### INPUT MATERIAL
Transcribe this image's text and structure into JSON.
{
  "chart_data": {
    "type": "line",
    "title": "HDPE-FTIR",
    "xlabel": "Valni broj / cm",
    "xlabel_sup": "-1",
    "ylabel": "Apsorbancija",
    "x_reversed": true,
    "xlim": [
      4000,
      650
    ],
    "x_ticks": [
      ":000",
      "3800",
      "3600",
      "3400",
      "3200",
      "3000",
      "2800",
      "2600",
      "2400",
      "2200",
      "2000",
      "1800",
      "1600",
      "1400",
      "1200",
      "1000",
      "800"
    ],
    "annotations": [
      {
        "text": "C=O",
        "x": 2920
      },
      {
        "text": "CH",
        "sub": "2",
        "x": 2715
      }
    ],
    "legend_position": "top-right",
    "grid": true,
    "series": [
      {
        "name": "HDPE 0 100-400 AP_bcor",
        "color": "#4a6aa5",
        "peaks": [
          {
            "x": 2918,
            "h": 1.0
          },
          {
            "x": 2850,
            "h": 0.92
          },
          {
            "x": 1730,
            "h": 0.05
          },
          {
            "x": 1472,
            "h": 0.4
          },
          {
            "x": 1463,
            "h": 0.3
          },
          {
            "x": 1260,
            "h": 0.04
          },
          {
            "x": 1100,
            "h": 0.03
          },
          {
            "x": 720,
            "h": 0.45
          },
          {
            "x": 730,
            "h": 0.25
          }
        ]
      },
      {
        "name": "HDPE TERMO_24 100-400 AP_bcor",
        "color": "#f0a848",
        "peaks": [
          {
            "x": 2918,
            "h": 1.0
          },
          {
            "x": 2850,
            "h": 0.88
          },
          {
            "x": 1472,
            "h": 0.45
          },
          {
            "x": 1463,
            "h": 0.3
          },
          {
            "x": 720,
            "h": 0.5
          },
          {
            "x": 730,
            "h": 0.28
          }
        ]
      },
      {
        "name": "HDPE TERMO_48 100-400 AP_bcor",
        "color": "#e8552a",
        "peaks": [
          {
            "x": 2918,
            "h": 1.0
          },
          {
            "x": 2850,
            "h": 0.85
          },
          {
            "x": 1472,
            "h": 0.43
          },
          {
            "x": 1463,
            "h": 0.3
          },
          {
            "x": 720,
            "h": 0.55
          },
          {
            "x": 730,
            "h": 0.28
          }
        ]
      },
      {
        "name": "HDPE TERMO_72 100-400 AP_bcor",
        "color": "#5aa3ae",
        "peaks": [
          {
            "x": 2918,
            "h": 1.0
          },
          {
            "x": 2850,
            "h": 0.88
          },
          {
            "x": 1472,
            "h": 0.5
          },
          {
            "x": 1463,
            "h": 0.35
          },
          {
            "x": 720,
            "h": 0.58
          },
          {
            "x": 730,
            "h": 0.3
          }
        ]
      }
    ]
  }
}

### WORK TO COMPLETE
Exactly as they are written, print the entries again.

### ANSWER TO THIS EXERCISE
Transcribe this image's text and structure into JSON.
{
  "chart_data": {
    "type": "line",
    "title": "HDPE-FTIR",
    "xlabel": "Valni broj / cm",
    "xlabel_sup": "-1",
    "ylabel": "Apsorbancija",
    "x_reversed": true,
    "xlim": [
      4000,
      650
    ],
    "x_ticks": [
      ":000",
      "3800",
      "3600",
      "3400",
      "3200",
      "3000",
      "2800",
      "2600",
      "2400",
      "2200",
      "2000",
      "1800",
      "1600",
      "1400",
      "1200",
      "1000",
      "800"
    ],
    "annotations": [
      {
        "text": "C=O",
        "x": 2920
      },
      {
        "text": "CH",
        "sub": "2",
        "x": 2715
      }
    ],
    "legend_position": "top-right",
    "grid": true,
    "series": [
      {
        "name": "HDPE 0 100-400 AP_bcor",
        "color": "#4a6aa5",
        "peaks": [
          {
            "x": 2918,
            "h": 1.0
          },
          {
            "x": 2850,
            "h": 0.92
          },
          {
            "x": 1730,
            "h": 0.05
          },
          {
            "x": 1472,
            "h": 0.4
          },
          {
            "x": 1463,
            "h": 0.3
          },
          {
            "x": 1260,
            "h": 0.04
          },
          {
            "x": 1100,
            "h": 0.03
          },
          {
            "x": 720,
            "h": 0.45
          },
          {
            "x": 730,
            "h": 0.25
          }
        ]
      },
      {
        "name": "HDPE TERMO_24 100-400 AP_bcor",
        "color": "#f0a848",
        "peaks": [
          {
            "x": 2918,
            "h": 1.0
          },
          {
            "x": 2850,
            "h": 0.88
          },
          {
            "x": 1472,
            "h": 0.45
          },
          {
            "x": 1463,
            "h": 0.3
          },
          {
            "x": 720,
            "h": 0.5
          },
          {
            "x": 730,
            "h": 0.28
          }
        ]
      },
      {
        "name": "HDPE TERMO_48 100-400 AP_bcor",
        "color": "#e8552a",
        "peaks": [
          {
            "x": 2918,
            "h": 1.0
          },
          {
            "x": 2850,
            "h": 0.85
          },
          {
            "x": 1472,
            "h": 0.43
          },
          {
            "x": 1463,
            "h": 0.3
          },
          {
            "x": 720,
            "h": 0.55
          },
          {
            "x": 730,
            "h": 0.28
          }
        ]
      },
      {
        "name": "HDPE TERMO_72 100-400 AP_bcor",
        "color": "#5aa3ae",
        "peaks": [
          {
            "x": 2918,
            "h": 1.0
          },
          {
            "x": 2850,
            "h": 0.88
          },
          {
            "x": 1472,
            "h": 0.5
          },
          {
            "x": 1463,
            "h": 0.35
          },
          {
            "x": 720,
            "h": 0.58
          },
          {
            "x": 730,
            "h": 0.3
          }
        ]
      }
    ]
  }
}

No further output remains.